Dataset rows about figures
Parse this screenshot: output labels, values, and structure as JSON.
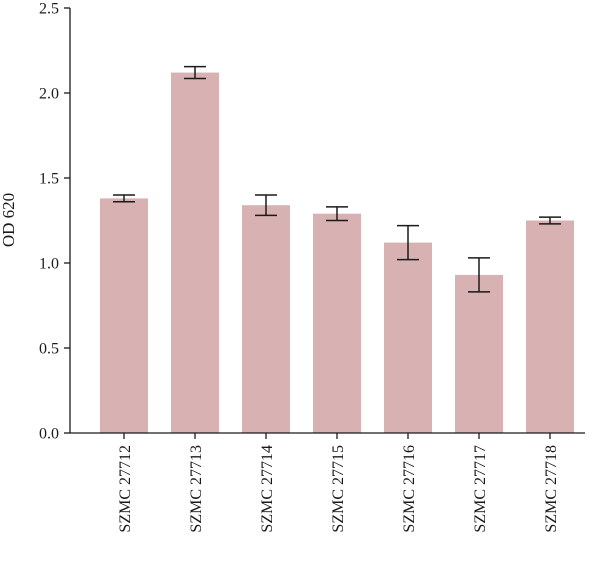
{
  "chart_data": {
    "type": "bar",
    "title": "",
    "xlabel": "",
    "ylabel": "OD 620",
    "ylim": [
      0,
      2.5
    ],
    "yticks": [
      "0.0",
      "0.5",
      "1.0",
      "1.5",
      "2.0",
      "2.5"
    ],
    "grid": false,
    "bar_color": "#d8b2b2",
    "categories": [
      "SZMC 27712",
      "SZMC 27713",
      "SZMC 27714",
      "SZMC 27715",
      "SZMC 27716",
      "SZMC 27717",
      "SZMC 27718"
    ],
    "values": [
      1.38,
      2.12,
      1.34,
      1.29,
      1.12,
      0.93,
      1.25
    ],
    "errors": [
      0.02,
      0.035,
      0.06,
      0.04,
      0.1,
      0.1,
      0.02
    ]
  }
}
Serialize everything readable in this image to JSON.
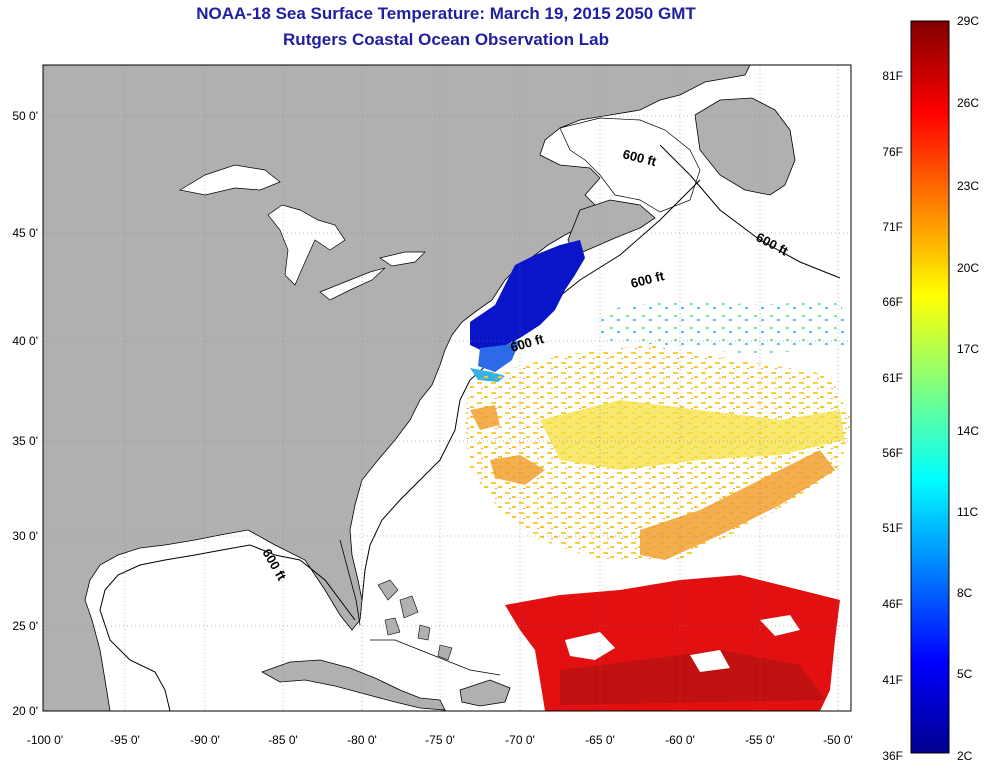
{
  "title": "NOAA-18 Sea Surface Temperature:  March 19, 2015 2050 GMT",
  "subtitle": "Rutgers Coastal Ocean Observation Lab",
  "lat_labels": [
    "50 0'",
    "45 0'",
    "40 0'",
    "35 0'",
    "30 0'",
    "25 0'",
    "20 0'"
  ],
  "lon_labels": [
    "-100 0'",
    "-95 0'",
    "-90 0'",
    "-85 0'",
    "-80 0'",
    "-75 0'",
    "-70 0'",
    "-65 0'",
    "-60 0'",
    "-55 0'",
    "-50 0'"
  ],
  "isobath_label": "600 ft",
  "colorbar": {
    "fahrenheit": [
      "81F",
      "76F",
      "71F",
      "66F",
      "61F",
      "56F",
      "51F",
      "46F",
      "41F",
      "36F"
    ],
    "celsius": [
      "29C",
      "26C",
      "23C",
      "20C",
      "17C",
      "14C",
      "11C",
      "8C",
      "5C",
      "2C"
    ],
    "top_color": "#800000",
    "bottom_color": "#00008f"
  },
  "colors": {
    "land": "#b0b0b0",
    "ocean": "#ffffff",
    "grid": "#808080",
    "title": "#1f1fa0"
  }
}
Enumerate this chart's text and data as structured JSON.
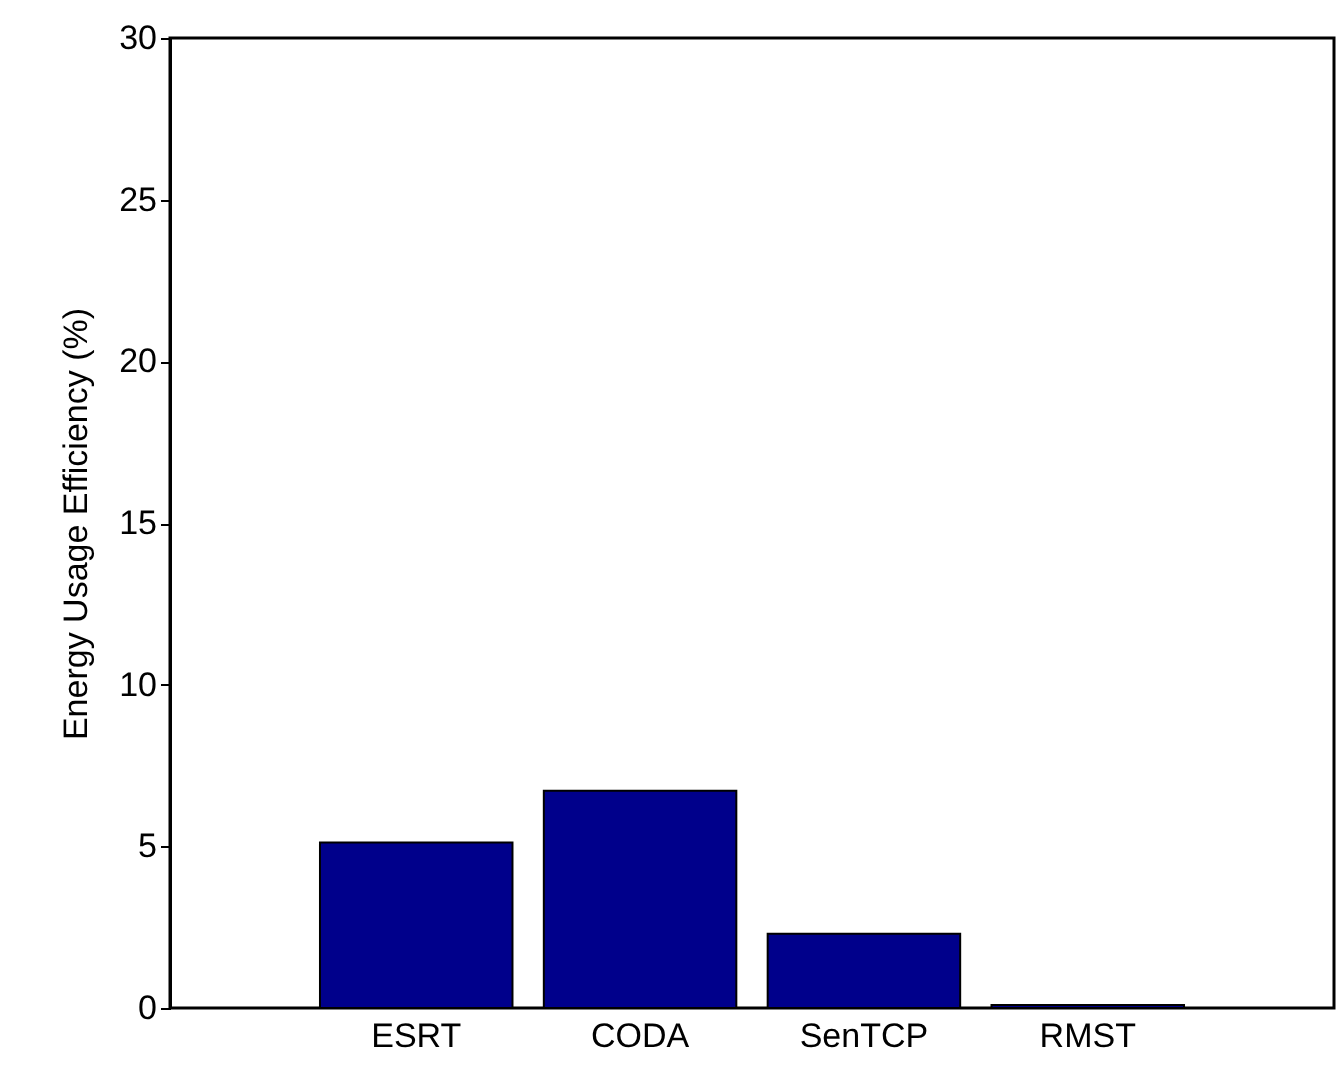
{
  "chart_data": {
    "type": "bar",
    "ylabel": "Energy Usage Efficiency (%)",
    "categories": [
      "ESRT",
      "CODA",
      "SenTCP",
      "RMST"
    ],
    "values": [
      5.12,
      6.72,
      2.3,
      0.09
    ],
    "color": "#00008b",
    "ylim": [
      0,
      30
    ],
    "yticks": [
      0,
      5,
      10,
      15,
      20,
      25,
      30
    ],
    "grid": false,
    "legend": false
  }
}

- **REQUIRED TASK**: Reproduce the listing exactly. Leave its pictures out.

- **RESPONSE TO THE TASK**:
Parse this screenshot: output labels, values, and structure as JSON.
{
  "chart_data": {
    "type": "bar",
    "title": "",
    "xlabel": "",
    "ylabel": "OD 620",
    "ylim": [
      0,
      2.5
    ],
    "yticks": [
      "0.0",
      "0.5",
      "1.0",
      "1.5",
      "2.0",
      "2.5"
    ],
    "grid": false,
    "bar_color": "#d8b2b2",
    "categories": [
      "SZMC 27712",
      "SZMC 27713",
      "SZMC 27714",
      "SZMC 27715",
      "SZMC 27716",
      "SZMC 27717",
      "SZMC 27718"
    ],
    "values": [
      1.38,
      2.12,
      1.34,
      1.29,
      1.12,
      0.93,
      1.25
    ],
    "errors": [
      0.02,
      0.035,
      0.06,
      0.04,
      0.1,
      0.1,
      0.02
    ]
  }
}
Serialize everything readable in this image to JSON.
{
  "title": "NOAA-18 Sea Surface Temperature:  March 19, 2015 2050 GMT",
  "subtitle": "Rutgers Coastal Ocean Observation Lab",
  "lat_labels": [
    "50 0'",
    "45 0'",
    "40 0'",
    "35 0'",
    "30 0'",
    "25 0'",
    "20 0'"
  ],
  "lon_labels": [
    "-100 0'",
    "-95 0'",
    "-90 0'",
    "-85 0'",
    "-80 0'",
    "-75 0'",
    "-70 0'",
    "-65 0'",
    "-60 0'",
    "-55 0'",
    "-50 0'"
  ],
  "isobath_label": "600 ft",
  "colorbar": {
    "fahrenheit": [
      "81F",
      "76F",
      "71F",
      "66F",
      "61F",
      "56F",
      "51F",
      "46F",
      "41F",
      "36F"
    ],
    "celsius": [
      "29C",
      "26C",
      "23C",
      "20C",
      "17C",
      "14C",
      "11C",
      "8C",
      "5C",
      "2C"
    ],
    "top_color": "#800000",
    "bottom_color": "#00008f"
  },
  "colors": {
    "land": "#b0b0b0",
    "ocean": "#ffffff",
    "grid": "#808080",
    "title": "#1f1fa0"
  }
}
Enumerate this chart's text and data as structured JSON.
{
  "chart_data": {
    "type": "bar",
    "ylabel": "Energy Usage Efficiency (%)",
    "categories": [
      "ESRT",
      "CODA",
      "SenTCP",
      "RMST"
    ],
    "values": [
      5.12,
      6.72,
      2.3,
      0.09
    ],
    "color": "#00008b",
    "ylim": [
      0,
      30
    ],
    "yticks": [
      0,
      5,
      10,
      15,
      20,
      25,
      30
    ],
    "grid": false,
    "legend": false
  }
}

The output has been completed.